THE TASK -> Every line in the listing is to be echoed verbatim.

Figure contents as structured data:
__________________________________________________
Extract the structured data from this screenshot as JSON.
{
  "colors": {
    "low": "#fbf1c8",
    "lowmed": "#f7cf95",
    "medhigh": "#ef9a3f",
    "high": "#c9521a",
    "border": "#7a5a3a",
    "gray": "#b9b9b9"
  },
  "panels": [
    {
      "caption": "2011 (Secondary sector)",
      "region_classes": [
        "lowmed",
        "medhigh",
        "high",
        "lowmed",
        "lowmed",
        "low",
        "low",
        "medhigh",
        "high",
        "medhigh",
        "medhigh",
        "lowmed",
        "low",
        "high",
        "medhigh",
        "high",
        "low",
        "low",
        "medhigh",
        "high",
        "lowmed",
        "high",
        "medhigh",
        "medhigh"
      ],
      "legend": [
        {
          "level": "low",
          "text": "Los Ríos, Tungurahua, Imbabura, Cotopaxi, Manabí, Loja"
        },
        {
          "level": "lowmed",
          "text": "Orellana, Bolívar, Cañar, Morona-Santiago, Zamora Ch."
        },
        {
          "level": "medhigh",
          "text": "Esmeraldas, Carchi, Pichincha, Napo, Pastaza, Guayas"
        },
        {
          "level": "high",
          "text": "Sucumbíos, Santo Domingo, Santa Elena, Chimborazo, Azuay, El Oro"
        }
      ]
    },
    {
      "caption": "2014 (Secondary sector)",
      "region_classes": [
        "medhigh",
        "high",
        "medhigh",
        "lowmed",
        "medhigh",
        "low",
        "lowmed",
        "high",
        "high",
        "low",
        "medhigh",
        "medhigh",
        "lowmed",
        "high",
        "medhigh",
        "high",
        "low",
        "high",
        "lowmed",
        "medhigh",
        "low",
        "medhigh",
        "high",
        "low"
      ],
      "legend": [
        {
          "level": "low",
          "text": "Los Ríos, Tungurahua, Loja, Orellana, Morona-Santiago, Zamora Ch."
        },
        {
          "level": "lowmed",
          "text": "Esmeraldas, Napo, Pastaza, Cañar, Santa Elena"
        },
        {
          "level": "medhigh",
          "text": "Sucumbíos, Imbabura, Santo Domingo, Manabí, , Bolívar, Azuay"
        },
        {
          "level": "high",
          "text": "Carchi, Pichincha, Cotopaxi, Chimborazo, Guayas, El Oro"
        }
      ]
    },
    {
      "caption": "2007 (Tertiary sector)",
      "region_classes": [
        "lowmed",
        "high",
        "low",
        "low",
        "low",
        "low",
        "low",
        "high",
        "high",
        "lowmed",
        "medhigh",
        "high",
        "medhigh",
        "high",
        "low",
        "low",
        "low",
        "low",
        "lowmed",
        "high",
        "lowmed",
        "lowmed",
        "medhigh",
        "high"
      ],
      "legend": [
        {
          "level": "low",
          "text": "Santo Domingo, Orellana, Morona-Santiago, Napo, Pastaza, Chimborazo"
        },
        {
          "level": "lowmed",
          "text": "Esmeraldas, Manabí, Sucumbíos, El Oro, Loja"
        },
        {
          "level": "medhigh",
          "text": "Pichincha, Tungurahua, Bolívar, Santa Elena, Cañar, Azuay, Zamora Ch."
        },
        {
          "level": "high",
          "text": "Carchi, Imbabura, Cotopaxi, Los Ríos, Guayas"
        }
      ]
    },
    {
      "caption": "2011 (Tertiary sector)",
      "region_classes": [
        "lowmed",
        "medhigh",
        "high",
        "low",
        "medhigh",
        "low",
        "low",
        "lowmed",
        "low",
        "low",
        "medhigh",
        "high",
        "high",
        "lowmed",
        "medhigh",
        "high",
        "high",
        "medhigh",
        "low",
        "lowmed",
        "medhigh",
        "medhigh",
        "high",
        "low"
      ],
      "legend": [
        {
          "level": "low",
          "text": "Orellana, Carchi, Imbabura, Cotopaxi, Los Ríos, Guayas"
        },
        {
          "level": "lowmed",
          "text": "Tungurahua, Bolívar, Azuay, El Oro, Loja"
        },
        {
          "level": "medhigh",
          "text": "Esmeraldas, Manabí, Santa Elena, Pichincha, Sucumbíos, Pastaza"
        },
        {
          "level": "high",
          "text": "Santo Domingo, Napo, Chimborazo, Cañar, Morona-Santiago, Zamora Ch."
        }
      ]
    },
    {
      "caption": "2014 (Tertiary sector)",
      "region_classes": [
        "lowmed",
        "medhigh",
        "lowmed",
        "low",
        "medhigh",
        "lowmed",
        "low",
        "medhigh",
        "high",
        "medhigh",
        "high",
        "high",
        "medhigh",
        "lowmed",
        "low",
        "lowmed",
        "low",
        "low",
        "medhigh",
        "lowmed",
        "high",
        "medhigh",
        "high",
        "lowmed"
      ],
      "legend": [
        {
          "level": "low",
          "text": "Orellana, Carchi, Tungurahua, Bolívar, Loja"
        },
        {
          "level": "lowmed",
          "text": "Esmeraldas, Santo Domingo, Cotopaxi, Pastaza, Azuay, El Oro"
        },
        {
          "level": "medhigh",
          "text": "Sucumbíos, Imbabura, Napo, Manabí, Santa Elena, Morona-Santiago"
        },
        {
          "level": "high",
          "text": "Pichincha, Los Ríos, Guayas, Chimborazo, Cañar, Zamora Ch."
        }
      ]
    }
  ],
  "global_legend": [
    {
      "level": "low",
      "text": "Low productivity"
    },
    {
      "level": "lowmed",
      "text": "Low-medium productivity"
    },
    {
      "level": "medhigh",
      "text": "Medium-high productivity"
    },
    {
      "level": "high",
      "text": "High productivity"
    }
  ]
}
__________________________________________________
COMPLETE OUTPUT ->
Extract the structured data from this screenshot as JSON.
{
  "colors": {
    "low": "#fbf1c8",
    "lowmed": "#f7cf95",
    "medhigh": "#ef9a3f",
    "high": "#c9521a",
    "border": "#7a5a3a",
    "gray": "#b9b9b9"
  },
  "panels": [
    {
      "caption": "2011 (Secondary sector)",
      "region_classes": [
        "lowmed",
        "medhigh",
        "high",
        "lowmed",
        "lowmed",
        "low",
        "low",
        "medhigh",
        "high",
        "medhigh",
        "medhigh",
        "lowmed",
        "low",
        "high",
        "medhigh",
        "high",
        "low",
        "low",
        "medhigh",
        "high",
        "lowmed",
        "high",
        "medhigh",
        "medhigh"
      ],
      "legend": [
        {
          "level": "low",
          "text": "Los Ríos, Tungurahua, Imbabura, Cotopaxi, Manabí, Loja"
        },
        {
          "level": "lowmed",
          "text": "Orellana, Bolívar, Cañar, Morona-Santiago, Zamora Ch."
        },
        {
          "level": "medhigh",
          "text": "Esmeraldas, Carchi, Pichincha, Napo, Pastaza, Guayas"
        },
        {
          "level": "high",
          "text": "Sucumbíos, Santo Domingo, Santa Elena, Chimborazo, Azuay, El Oro"
        }
      ]
    },
    {
      "caption": "2014 (Secondary sector)",
      "region_classes": [
        "medhigh",
        "high",
        "medhigh",
        "lowmed",
        "medhigh",
        "low",
        "lowmed",
        "high",
        "high",
        "low",
        "medhigh",
        "medhigh",
        "lowmed",
        "high",
        "medhigh",
        "high",
        "low",
        "high",
        "lowmed",
        "medhigh",
        "low",
        "medhigh",
        "high",
        "low"
      ],
      "legend": [
        {
          "level": "low",
          "text": "Los Ríos, Tungurahua, Loja, Orellana, Morona-Santiago, Zamora Ch."
        },
        {
          "level": "lowmed",
          "text": "Esmeraldas, Napo, Pastaza, Cañar, Santa Elena"
        },
        {
          "level": "medhigh",
          "text": "Sucumbíos, Imbabura, Santo Domingo, Manabí, , Bolívar, Azuay"
        },
        {
          "level": "high",
          "text": "Carchi, Pichincha, Cotopaxi, Chimborazo, Guayas, El Oro"
        }
      ]
    },
    {
      "caption": "2007 (Tertiary sector)",
      "region_classes": [
        "lowmed",
        "high",
        "low",
        "low",
        "low",
        "low",
        "low",
        "high",
        "high",
        "lowmed",
        "medhigh",
        "high",
        "medhigh",
        "high",
        "low",
        "low",
        "low",
        "low",
        "lowmed",
        "high",
        "lowmed",
        "lowmed",
        "medhigh",
        "high"
      ],
      "legend": [
        {
          "level": "low",
          "text": "Santo Domingo, Orellana, Morona-Santiago, Napo, Pastaza, Chimborazo"
        },
        {
          "level": "lowmed",
          "text": "Esmeraldas, Manabí, Sucumbíos, El Oro, Loja"
        },
        {
          "level": "medhigh",
          "text": "Pichincha, Tungurahua, Bolívar, Santa Elena, Cañar, Azuay, Zamora Ch."
        },
        {
          "level": "high",
          "text": "Carchi, Imbabura, Cotopaxi, Los Ríos, Guayas"
        }
      ]
    },
    {
      "caption": "2011 (Tertiary sector)",
      "region_classes": [
        "lowmed",
        "medhigh",
        "high",
        "low",
        "medhigh",
        "low",
        "low",
        "lowmed",
        "low",
        "low",
        "medhigh",
        "high",
        "high",
        "lowmed",
        "medhigh",
        "high",
        "high",
        "medhigh",
        "low",
        "lowmed",
        "medhigh",
        "medhigh",
        "high",
        "low"
      ],
      "legend": [
        {
          "level": "low",
          "text": "Orellana, Carchi, Imbabura, Cotopaxi, Los Ríos, Guayas"
        },
        {
          "level": "lowmed",
          "text": "Tungurahua, Bolívar, Azuay, El Oro, Loja"
        },
        {
          "level": "medhigh",
          "text": "Esmeraldas, Manabí, Santa Elena, Pichincha, Sucumbíos, Pastaza"
        },
        {
          "level": "high",
          "text": "Santo Domingo, Napo, Chimborazo, Cañar, Morona-Santiago, Zamora Ch."
        }
      ]
    },
    {
      "caption": "2014 (Tertiary sector)",
      "region_classes": [
        "lowmed",
        "medhigh",
        "lowmed",
        "low",
        "medhigh",
        "lowmed",
        "low",
        "medhigh",
        "high",
        "medhigh",
        "high",
        "high",
        "medhigh",
        "lowmed",
        "low",
        "lowmed",
        "low",
        "low",
        "medhigh",
        "lowmed",
        "high",
        "medhigh",
        "high",
        "lowmed"
      ],
      "legend": [
        {
          "level": "low",
          "text": "Orellana, Carchi, Tungurahua, Bolívar, Loja"
        },
        {
          "level": "lowmed",
          "text": "Esmeraldas, Santo Domingo, Cotopaxi, Pastaza, Azuay, El Oro"
        },
        {
          "level": "medhigh",
          "text": "Sucumbíos, Imbabura, Napo, Manabí, Santa Elena, Morona-Santiago"
        },
        {
          "level": "high",
          "text": "Pichincha, Los Ríos, Guayas, Chimborazo, Cañar, Zamora Ch."
        }
      ]
    }
  ],
  "global_legend": [
    {
      "level": "low",
      "text": "Low productivity"
    },
    {
      "level": "lowmed",
      "text": "Low-medium productivity"
    },
    {
      "level": "medhigh",
      "text": "Medium-high productivity"
    },
    {
      "level": "high",
      "text": "High productivity"
    }
  ]
}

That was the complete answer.